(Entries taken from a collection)
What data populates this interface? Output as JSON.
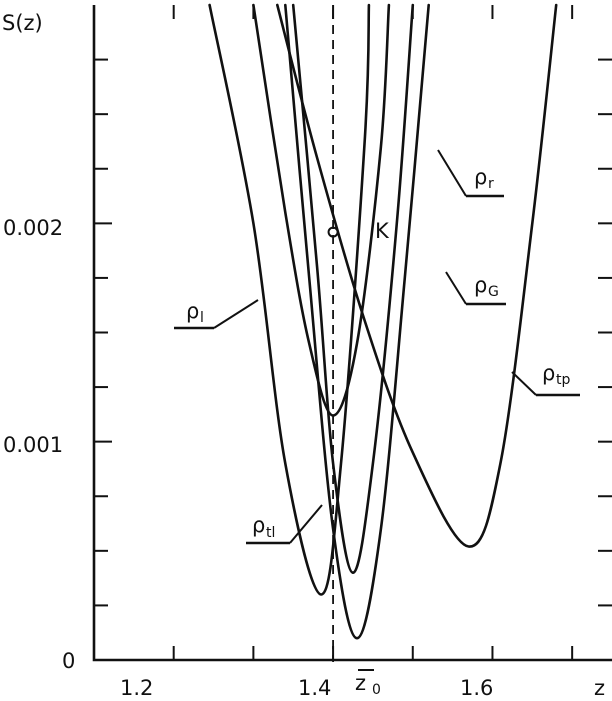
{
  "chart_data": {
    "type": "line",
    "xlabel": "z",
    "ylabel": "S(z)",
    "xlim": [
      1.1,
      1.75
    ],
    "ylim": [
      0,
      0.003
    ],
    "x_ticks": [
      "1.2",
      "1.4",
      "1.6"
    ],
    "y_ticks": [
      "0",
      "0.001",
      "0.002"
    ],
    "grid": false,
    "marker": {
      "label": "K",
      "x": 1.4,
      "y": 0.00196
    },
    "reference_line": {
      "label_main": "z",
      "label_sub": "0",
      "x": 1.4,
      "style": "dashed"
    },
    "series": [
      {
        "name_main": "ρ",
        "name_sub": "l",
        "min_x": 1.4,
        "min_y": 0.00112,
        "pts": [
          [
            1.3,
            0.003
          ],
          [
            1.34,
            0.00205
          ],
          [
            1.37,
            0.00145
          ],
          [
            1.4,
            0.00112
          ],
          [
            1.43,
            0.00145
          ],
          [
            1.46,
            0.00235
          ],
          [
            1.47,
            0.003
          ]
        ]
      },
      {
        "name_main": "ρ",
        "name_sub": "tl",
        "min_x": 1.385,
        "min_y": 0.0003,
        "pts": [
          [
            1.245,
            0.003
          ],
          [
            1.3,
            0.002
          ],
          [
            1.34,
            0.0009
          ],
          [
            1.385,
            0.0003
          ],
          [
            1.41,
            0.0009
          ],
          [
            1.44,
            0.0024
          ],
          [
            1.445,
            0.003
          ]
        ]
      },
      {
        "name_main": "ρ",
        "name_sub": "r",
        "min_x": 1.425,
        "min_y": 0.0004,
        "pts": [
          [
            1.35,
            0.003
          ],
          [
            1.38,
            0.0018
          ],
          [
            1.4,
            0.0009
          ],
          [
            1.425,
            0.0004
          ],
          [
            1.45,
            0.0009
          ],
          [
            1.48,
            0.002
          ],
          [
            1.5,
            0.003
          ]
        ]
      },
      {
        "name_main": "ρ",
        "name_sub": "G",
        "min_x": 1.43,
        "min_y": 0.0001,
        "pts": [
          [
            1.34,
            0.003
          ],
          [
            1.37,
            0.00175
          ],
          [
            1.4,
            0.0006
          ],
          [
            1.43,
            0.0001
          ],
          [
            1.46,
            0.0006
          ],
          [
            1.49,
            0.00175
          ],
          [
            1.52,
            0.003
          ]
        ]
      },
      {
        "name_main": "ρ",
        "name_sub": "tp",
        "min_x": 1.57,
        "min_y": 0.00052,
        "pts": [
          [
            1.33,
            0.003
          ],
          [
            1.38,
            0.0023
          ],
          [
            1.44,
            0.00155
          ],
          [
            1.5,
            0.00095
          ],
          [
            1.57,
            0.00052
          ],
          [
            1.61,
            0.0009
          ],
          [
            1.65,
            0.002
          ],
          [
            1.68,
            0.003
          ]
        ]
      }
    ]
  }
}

**Job:** Drop the pictures and reproduce the rest of the entries above exactly.

**Response to the task:**
What data populates this interface? Output as JSON.
{
  "chart_data": {
    "type": "line",
    "xlabel": "z",
    "ylabel": "S(z)",
    "xlim": [
      1.1,
      1.75
    ],
    "ylim": [
      0,
      0.003
    ],
    "x_ticks": [
      "1.2",
      "1.4",
      "1.6"
    ],
    "y_ticks": [
      "0",
      "0.001",
      "0.002"
    ],
    "grid": false,
    "marker": {
      "label": "K",
      "x": 1.4,
      "y": 0.00196
    },
    "reference_line": {
      "label_main": "z",
      "label_sub": "0",
      "x": 1.4,
      "style": "dashed"
    },
    "series": [
      {
        "name_main": "ρ",
        "name_sub": "l",
        "min_x": 1.4,
        "min_y": 0.00112,
        "pts": [
          [
            1.3,
            0.003
          ],
          [
            1.34,
            0.00205
          ],
          [
            1.37,
            0.00145
          ],
          [
            1.4,
            0.00112
          ],
          [
            1.43,
            0.00145
          ],
          [
            1.46,
            0.00235
          ],
          [
            1.47,
            0.003
          ]
        ]
      },
      {
        "name_main": "ρ",
        "name_sub": "tl",
        "min_x": 1.385,
        "min_y": 0.0003,
        "pts": [
          [
            1.245,
            0.003
          ],
          [
            1.3,
            0.002
          ],
          [
            1.34,
            0.0009
          ],
          [
            1.385,
            0.0003
          ],
          [
            1.41,
            0.0009
          ],
          [
            1.44,
            0.0024
          ],
          [
            1.445,
            0.003
          ]
        ]
      },
      {
        "name_main": "ρ",
        "name_sub": "r",
        "min_x": 1.425,
        "min_y": 0.0004,
        "pts": [
          [
            1.35,
            0.003
          ],
          [
            1.38,
            0.0018
          ],
          [
            1.4,
            0.0009
          ],
          [
            1.425,
            0.0004
          ],
          [
            1.45,
            0.0009
          ],
          [
            1.48,
            0.002
          ],
          [
            1.5,
            0.003
          ]
        ]
      },
      {
        "name_main": "ρ",
        "name_sub": "G",
        "min_x": 1.43,
        "min_y": 0.0001,
        "pts": [
          [
            1.34,
            0.003
          ],
          [
            1.37,
            0.00175
          ],
          [
            1.4,
            0.0006
          ],
          [
            1.43,
            0.0001
          ],
          [
            1.46,
            0.0006
          ],
          [
            1.49,
            0.00175
          ],
          [
            1.52,
            0.003
          ]
        ]
      },
      {
        "name_main": "ρ",
        "name_sub": "tp",
        "min_x": 1.57,
        "min_y": 0.00052,
        "pts": [
          [
            1.33,
            0.003
          ],
          [
            1.38,
            0.0023
          ],
          [
            1.44,
            0.00155
          ],
          [
            1.5,
            0.00095
          ],
          [
            1.57,
            0.00052
          ],
          [
            1.61,
            0.0009
          ],
          [
            1.65,
            0.002
          ],
          [
            1.68,
            0.003
          ]
        ]
      }
    ]
  }
}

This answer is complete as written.